> [Directive]: Find all lines in the records that include the word "GLYCINATE", and copy them out.

> [Information provided]:
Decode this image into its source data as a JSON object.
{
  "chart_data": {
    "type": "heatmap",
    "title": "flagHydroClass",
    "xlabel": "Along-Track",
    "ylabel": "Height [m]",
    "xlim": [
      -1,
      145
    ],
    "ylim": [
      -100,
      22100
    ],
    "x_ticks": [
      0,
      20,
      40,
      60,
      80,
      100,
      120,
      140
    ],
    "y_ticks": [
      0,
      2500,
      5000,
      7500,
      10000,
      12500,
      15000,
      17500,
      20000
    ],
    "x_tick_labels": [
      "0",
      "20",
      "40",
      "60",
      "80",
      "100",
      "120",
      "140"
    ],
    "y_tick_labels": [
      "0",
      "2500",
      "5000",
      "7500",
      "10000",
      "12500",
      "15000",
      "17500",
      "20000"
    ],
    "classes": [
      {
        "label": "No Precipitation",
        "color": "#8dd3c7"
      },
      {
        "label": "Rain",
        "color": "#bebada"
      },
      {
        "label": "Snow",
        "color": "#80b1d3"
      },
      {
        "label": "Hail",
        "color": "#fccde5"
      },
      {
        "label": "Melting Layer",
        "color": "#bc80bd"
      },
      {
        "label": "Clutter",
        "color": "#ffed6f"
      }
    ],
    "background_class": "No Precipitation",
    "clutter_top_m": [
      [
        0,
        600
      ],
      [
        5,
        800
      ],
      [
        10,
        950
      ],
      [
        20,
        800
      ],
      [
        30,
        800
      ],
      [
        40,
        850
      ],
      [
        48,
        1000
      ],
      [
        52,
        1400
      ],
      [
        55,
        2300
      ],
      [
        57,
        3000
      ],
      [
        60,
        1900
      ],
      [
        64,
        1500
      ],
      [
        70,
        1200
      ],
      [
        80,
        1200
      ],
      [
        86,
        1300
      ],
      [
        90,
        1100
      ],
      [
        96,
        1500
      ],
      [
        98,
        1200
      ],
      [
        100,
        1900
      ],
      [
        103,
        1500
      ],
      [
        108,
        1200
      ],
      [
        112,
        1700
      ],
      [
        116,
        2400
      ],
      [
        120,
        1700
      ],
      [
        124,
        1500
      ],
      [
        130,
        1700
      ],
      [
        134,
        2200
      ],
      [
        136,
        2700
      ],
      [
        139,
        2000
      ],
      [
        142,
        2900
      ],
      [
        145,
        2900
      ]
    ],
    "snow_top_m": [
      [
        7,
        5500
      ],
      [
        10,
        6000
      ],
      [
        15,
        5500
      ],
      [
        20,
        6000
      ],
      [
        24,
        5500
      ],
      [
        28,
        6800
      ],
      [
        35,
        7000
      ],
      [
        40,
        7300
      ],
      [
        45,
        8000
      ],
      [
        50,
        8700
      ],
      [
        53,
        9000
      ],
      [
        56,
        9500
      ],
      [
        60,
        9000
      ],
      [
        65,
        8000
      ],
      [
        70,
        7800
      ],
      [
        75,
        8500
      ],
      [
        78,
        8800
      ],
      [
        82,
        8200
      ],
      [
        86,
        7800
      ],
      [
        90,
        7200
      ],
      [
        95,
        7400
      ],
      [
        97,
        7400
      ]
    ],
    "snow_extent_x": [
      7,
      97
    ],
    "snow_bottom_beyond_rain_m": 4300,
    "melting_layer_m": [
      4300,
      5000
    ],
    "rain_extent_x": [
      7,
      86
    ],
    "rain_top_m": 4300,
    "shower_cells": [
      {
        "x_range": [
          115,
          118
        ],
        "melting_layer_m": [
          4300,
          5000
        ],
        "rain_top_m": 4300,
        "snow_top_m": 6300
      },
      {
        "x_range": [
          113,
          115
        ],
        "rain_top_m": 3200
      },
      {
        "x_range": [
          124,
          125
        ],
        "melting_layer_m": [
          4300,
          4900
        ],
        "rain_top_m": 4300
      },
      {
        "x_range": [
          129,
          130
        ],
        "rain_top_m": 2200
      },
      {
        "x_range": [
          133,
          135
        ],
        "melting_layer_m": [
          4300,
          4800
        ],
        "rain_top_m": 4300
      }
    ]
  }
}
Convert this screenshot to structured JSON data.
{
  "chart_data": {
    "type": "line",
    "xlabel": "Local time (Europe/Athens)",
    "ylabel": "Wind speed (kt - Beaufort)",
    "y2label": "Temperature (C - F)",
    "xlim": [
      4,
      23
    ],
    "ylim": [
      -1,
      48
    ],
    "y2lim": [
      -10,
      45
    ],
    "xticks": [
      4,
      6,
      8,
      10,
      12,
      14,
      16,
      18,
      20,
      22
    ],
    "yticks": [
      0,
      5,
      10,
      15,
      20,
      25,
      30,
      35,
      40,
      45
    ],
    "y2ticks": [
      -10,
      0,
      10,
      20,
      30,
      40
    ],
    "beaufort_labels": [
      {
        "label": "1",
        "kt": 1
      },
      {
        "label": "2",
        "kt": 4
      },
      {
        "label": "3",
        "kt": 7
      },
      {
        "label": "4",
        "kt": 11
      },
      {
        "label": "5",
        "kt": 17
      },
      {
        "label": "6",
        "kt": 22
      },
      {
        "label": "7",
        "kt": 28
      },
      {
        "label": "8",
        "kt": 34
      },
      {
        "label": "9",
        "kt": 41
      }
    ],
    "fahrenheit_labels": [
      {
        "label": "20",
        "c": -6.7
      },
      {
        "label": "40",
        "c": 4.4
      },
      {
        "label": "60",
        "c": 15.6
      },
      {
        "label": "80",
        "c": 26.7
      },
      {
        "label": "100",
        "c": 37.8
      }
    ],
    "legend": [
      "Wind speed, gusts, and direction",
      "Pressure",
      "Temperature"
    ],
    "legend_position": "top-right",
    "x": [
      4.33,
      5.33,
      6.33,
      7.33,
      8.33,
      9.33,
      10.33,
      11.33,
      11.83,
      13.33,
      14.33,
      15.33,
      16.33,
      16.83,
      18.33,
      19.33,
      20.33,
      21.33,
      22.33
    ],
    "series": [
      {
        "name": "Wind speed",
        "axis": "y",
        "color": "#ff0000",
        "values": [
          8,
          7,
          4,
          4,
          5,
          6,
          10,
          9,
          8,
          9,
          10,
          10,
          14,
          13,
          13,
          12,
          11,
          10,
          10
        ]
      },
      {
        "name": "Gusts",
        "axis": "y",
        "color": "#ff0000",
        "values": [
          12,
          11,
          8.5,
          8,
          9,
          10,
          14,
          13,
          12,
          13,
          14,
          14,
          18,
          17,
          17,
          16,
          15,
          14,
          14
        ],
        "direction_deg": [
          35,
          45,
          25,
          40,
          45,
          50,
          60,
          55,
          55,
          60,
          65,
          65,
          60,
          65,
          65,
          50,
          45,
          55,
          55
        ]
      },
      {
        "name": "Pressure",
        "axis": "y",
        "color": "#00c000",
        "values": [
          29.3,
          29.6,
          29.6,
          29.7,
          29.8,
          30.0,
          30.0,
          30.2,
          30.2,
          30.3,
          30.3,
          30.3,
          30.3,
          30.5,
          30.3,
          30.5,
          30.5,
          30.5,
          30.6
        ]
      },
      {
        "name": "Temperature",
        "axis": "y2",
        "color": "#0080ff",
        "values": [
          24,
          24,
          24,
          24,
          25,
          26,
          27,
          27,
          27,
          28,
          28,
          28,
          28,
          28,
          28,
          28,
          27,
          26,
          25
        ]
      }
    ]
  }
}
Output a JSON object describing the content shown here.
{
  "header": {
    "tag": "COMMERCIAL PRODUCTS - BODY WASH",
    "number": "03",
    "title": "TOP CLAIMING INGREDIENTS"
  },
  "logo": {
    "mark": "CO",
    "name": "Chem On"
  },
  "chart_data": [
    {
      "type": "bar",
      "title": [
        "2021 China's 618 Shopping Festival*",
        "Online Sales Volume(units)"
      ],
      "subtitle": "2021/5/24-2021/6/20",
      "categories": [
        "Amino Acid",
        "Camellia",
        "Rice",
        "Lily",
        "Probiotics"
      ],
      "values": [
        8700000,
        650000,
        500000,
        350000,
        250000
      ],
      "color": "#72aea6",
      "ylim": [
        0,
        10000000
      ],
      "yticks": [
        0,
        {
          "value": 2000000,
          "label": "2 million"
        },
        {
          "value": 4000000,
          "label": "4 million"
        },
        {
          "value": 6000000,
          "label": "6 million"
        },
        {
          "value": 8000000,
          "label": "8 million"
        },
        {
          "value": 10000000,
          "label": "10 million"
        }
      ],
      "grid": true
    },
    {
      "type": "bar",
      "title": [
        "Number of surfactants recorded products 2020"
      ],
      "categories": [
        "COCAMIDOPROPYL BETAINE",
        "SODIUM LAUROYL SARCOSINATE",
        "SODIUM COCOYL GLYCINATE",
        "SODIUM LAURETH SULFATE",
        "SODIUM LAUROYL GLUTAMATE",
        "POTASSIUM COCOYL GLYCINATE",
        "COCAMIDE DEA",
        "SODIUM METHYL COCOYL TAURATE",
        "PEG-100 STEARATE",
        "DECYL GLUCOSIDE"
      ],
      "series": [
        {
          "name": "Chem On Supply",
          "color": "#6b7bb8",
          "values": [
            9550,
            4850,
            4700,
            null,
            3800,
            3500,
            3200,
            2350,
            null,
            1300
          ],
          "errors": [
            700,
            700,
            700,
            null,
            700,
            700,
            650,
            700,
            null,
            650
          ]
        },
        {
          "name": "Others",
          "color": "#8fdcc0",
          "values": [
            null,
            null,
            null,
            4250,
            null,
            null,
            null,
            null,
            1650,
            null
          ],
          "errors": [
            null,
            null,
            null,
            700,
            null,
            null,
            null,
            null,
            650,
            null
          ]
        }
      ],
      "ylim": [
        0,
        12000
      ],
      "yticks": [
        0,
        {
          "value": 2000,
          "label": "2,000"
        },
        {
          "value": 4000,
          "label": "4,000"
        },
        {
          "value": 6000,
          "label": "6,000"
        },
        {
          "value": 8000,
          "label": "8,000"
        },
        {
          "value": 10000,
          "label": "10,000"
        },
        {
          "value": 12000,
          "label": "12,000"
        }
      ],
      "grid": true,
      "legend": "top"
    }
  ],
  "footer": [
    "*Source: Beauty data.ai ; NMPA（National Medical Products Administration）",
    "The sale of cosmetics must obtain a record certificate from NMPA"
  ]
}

> [Result for this task]:
        "SODIUM COCOYL GLYCINATE",
        "POTASSIUM COCOYL GLYCINATE",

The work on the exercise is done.